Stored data

▽

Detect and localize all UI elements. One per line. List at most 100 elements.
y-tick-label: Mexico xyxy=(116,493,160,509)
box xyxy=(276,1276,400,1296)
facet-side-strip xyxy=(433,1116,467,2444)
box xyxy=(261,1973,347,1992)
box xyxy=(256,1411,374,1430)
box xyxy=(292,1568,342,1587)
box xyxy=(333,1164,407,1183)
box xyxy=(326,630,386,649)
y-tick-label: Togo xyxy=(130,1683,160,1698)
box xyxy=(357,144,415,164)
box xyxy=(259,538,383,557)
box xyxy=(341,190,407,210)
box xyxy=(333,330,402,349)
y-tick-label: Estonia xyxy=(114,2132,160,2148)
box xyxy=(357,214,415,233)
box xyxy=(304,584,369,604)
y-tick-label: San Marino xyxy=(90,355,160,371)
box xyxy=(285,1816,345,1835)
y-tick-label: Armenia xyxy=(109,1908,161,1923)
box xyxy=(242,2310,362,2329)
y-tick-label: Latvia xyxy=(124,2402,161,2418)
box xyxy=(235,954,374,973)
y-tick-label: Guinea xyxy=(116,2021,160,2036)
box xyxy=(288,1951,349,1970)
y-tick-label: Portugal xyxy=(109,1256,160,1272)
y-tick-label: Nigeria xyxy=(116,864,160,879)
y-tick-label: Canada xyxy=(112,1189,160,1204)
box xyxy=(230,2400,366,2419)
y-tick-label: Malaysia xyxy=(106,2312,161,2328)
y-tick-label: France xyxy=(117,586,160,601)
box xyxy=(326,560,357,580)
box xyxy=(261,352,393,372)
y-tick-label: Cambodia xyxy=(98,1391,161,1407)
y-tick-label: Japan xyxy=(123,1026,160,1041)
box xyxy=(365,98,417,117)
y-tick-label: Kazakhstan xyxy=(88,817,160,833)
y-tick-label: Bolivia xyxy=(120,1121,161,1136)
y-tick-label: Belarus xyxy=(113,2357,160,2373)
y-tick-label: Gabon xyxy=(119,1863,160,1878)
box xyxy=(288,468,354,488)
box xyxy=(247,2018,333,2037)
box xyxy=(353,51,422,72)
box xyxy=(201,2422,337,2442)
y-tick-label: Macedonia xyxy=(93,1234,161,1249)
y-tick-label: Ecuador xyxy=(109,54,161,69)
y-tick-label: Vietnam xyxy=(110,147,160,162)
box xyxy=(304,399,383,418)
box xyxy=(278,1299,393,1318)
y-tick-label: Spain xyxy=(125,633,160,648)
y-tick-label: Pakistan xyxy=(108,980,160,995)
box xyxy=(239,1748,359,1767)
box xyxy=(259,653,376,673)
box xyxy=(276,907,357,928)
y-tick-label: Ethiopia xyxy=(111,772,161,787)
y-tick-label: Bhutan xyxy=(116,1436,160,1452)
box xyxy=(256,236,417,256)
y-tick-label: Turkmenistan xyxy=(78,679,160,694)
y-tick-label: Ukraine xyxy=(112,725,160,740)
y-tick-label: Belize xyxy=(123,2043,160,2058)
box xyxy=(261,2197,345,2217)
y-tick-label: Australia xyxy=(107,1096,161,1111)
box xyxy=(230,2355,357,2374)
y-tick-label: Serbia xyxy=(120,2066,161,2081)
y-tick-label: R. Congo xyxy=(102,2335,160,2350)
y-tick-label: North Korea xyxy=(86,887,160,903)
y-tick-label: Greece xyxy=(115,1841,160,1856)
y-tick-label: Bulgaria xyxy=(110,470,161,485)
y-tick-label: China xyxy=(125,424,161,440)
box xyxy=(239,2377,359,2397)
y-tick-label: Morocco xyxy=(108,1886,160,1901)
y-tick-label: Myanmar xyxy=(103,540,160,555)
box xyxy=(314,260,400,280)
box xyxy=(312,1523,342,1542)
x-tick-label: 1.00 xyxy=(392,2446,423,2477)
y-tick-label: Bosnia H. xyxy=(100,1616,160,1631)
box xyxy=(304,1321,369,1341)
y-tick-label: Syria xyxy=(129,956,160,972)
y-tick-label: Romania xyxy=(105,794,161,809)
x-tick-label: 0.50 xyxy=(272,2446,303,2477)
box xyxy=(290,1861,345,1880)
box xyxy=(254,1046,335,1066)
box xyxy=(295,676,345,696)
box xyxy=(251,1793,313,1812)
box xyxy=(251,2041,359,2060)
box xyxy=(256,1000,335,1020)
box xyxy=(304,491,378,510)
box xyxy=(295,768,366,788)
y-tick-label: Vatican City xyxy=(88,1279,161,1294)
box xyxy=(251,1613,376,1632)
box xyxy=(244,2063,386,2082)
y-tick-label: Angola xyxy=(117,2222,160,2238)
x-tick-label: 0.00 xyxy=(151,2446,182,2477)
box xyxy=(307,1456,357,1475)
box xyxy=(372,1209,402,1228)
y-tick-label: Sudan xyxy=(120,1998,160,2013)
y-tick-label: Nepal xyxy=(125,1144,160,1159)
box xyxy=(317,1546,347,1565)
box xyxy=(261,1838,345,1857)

△

STATED GOAL - Reproduce every line of the rows without any change, starting at the first line and ending with the line that holds "y-tick-label: Bolivia xyxy=(120,1121,161,1136)", inclusive.

COMPLETE RESPONSE -
Detect and localize all UI elements. One per line. List at most 100 elements.
y-tick-label: Mexico xyxy=(116,493,160,509)
box xyxy=(276,1276,400,1296)
facet-side-strip xyxy=(433,1116,467,2444)
box xyxy=(261,1973,347,1992)
box xyxy=(256,1411,374,1430)
box xyxy=(292,1568,342,1587)
box xyxy=(333,1164,407,1183)
box xyxy=(326,630,386,649)
y-tick-label: Togo xyxy=(130,1683,160,1698)
box xyxy=(357,144,415,164)
box xyxy=(259,538,383,557)
box xyxy=(341,190,407,210)
box xyxy=(333,330,402,349)
y-tick-label: Estonia xyxy=(114,2132,160,2148)
box xyxy=(357,214,415,233)
box xyxy=(304,584,369,604)
y-tick-label: San Marino xyxy=(90,355,160,371)
box xyxy=(285,1816,345,1835)
y-tick-label: Armenia xyxy=(109,1908,161,1923)
box xyxy=(242,2310,362,2329)
y-tick-label: Latvia xyxy=(124,2402,161,2418)
box xyxy=(235,954,374,973)
y-tick-label: Guinea xyxy=(116,2021,160,2036)
box xyxy=(288,1951,349,1970)
y-tick-label: Portugal xyxy=(109,1256,160,1272)
y-tick-label: Nigeria xyxy=(116,864,160,879)
y-tick-label: Canada xyxy=(112,1189,160,1204)
box xyxy=(230,2400,366,2419)
y-tick-label: Malaysia xyxy=(106,2312,161,2328)
y-tick-label: France xyxy=(117,586,160,601)
box xyxy=(326,560,357,580)
box xyxy=(261,352,393,372)
y-tick-label: Cambodia xyxy=(98,1391,161,1407)
y-tick-label: Japan xyxy=(123,1026,160,1041)
box xyxy=(365,98,417,117)
y-tick-label: Kazakhstan xyxy=(88,817,160,833)
y-tick-label: Bolivia xyxy=(120,1121,161,1136)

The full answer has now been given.